Exercise task
Rewrite the records from the start through the line with "- y-tick-label: 4.5: [99, 218, 118, 232]" as a numbered list, and skip any blank lines.

Listed entries

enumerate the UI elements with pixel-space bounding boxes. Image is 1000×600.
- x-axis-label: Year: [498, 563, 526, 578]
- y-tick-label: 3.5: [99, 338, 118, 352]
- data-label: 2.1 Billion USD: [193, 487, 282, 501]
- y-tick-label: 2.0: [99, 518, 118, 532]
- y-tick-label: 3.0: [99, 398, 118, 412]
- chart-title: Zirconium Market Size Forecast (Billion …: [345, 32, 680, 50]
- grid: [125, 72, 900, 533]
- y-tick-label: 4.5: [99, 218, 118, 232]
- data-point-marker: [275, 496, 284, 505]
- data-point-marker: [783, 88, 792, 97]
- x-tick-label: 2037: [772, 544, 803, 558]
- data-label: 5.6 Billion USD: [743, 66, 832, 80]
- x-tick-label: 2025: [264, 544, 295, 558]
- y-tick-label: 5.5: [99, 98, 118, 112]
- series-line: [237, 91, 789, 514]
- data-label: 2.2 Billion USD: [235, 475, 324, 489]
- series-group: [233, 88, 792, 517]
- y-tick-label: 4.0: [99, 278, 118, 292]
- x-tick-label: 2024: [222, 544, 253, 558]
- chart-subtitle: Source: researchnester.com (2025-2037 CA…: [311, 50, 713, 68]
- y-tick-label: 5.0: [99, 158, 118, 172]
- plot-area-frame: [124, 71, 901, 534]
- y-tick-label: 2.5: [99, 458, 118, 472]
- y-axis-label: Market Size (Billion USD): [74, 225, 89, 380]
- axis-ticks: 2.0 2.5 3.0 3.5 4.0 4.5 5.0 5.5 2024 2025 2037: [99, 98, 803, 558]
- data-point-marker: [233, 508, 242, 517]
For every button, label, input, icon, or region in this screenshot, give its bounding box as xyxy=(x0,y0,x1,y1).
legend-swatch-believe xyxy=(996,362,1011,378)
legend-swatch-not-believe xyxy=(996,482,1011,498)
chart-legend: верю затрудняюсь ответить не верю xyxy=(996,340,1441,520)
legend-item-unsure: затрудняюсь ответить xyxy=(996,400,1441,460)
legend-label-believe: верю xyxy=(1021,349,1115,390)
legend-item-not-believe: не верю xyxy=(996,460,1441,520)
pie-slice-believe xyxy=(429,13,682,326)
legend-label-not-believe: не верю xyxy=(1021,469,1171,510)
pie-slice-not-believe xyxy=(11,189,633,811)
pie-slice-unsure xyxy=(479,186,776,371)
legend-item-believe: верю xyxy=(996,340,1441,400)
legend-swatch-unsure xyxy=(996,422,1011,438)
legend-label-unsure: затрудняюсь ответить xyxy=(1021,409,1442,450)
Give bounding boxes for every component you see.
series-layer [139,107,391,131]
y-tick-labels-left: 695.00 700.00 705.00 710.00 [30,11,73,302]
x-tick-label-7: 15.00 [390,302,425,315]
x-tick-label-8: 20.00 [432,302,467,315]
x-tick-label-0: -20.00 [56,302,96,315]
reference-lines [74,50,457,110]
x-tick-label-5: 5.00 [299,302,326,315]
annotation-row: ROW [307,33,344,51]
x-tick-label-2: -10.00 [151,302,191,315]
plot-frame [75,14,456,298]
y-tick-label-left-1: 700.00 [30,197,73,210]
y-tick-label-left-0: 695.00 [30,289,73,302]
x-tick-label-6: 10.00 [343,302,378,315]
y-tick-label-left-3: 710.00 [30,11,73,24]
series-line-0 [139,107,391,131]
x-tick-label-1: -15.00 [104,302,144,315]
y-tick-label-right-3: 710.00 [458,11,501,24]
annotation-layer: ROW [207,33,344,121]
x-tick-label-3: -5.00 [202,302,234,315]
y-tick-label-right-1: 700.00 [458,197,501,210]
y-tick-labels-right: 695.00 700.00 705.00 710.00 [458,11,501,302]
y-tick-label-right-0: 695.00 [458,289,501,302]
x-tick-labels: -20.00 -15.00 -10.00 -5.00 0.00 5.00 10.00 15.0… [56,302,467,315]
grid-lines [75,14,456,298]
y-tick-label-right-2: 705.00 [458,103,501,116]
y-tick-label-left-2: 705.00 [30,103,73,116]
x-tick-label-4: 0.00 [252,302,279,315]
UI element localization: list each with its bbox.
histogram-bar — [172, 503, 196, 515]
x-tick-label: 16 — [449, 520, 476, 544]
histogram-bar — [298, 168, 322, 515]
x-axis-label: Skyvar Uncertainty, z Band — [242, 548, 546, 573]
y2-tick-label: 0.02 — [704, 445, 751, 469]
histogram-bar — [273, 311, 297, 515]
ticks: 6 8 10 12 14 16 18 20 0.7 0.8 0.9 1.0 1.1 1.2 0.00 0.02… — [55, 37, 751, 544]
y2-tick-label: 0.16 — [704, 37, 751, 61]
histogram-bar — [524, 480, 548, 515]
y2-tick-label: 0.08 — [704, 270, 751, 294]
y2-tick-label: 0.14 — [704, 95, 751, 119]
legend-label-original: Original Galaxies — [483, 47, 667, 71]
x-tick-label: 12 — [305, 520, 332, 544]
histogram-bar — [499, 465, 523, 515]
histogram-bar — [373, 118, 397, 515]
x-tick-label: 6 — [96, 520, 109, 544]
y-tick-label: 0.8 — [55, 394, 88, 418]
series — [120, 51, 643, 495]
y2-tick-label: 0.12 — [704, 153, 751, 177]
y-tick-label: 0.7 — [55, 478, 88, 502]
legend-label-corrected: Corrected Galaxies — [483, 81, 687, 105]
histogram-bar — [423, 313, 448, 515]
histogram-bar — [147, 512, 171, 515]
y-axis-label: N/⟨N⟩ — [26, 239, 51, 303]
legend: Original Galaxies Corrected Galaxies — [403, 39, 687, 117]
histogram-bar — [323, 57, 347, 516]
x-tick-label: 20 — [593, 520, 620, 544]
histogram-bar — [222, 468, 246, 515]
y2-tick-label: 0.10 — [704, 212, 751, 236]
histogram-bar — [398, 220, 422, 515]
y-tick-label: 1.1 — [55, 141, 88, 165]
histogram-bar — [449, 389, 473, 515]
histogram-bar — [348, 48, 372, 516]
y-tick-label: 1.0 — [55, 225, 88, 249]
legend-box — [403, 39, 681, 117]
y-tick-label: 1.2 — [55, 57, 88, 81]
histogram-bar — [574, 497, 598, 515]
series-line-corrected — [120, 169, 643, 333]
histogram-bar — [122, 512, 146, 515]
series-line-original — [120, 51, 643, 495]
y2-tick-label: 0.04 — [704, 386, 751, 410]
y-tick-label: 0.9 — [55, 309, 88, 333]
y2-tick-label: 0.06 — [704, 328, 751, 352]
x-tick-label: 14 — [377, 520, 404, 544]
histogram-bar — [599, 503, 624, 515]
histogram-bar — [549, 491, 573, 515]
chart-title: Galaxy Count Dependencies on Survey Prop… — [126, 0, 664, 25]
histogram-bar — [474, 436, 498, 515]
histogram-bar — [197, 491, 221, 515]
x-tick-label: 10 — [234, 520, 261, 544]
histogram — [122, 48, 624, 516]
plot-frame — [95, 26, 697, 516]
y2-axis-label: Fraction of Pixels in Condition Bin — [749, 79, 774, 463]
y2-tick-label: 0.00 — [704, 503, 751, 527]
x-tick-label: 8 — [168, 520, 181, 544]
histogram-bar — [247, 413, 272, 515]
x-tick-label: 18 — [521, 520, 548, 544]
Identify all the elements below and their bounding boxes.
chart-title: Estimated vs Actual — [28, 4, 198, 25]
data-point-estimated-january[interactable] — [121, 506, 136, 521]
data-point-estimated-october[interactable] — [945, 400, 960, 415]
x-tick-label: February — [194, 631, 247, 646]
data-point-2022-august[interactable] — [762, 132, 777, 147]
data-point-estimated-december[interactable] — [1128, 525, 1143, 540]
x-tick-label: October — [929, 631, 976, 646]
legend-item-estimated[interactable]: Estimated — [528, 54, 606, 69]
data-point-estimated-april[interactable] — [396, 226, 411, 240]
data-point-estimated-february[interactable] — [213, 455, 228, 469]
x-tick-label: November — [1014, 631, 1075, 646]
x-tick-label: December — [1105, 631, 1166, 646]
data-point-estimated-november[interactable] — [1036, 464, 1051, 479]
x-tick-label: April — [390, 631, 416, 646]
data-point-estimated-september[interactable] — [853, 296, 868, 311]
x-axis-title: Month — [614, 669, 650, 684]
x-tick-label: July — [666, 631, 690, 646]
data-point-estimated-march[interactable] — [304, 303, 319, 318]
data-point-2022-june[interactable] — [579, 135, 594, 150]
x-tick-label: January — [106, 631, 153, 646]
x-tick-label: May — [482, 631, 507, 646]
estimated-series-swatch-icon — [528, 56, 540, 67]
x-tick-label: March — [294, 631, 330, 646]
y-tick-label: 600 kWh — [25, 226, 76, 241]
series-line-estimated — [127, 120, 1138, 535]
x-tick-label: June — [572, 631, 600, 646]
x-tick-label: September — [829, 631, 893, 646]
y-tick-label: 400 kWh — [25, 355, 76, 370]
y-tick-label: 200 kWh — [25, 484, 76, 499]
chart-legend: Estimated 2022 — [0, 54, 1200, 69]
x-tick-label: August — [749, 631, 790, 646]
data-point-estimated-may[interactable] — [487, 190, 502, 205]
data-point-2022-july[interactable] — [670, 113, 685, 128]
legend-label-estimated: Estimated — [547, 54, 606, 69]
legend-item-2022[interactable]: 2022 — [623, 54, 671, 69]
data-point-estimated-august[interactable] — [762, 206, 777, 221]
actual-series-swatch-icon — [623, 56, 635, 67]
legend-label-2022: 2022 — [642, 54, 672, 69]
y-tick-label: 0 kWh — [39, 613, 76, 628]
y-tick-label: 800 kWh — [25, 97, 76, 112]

Answer for this exercise
1. enumerate the UI elements with pixel-space bounding boxes. Image is 1000×600.
2. - x-axis-label: Year: [498, 563, 526, 578]
3. - y-tick-label: 3.5: [99, 338, 118, 352]
4. - data-label: 2.1 Billion USD: [193, 487, 282, 501]
5. - y-tick-label: 2.0: [99, 518, 118, 532]
6. - y-tick-label: 3.0: [99, 398, 118, 412]
7. - chart-title: Zirconium Market Size Forecast (Billion …: [345, 32, 680, 50]
8. - grid: [125, 72, 900, 533]
9. - y-tick-label: 4.5: [99, 218, 118, 232]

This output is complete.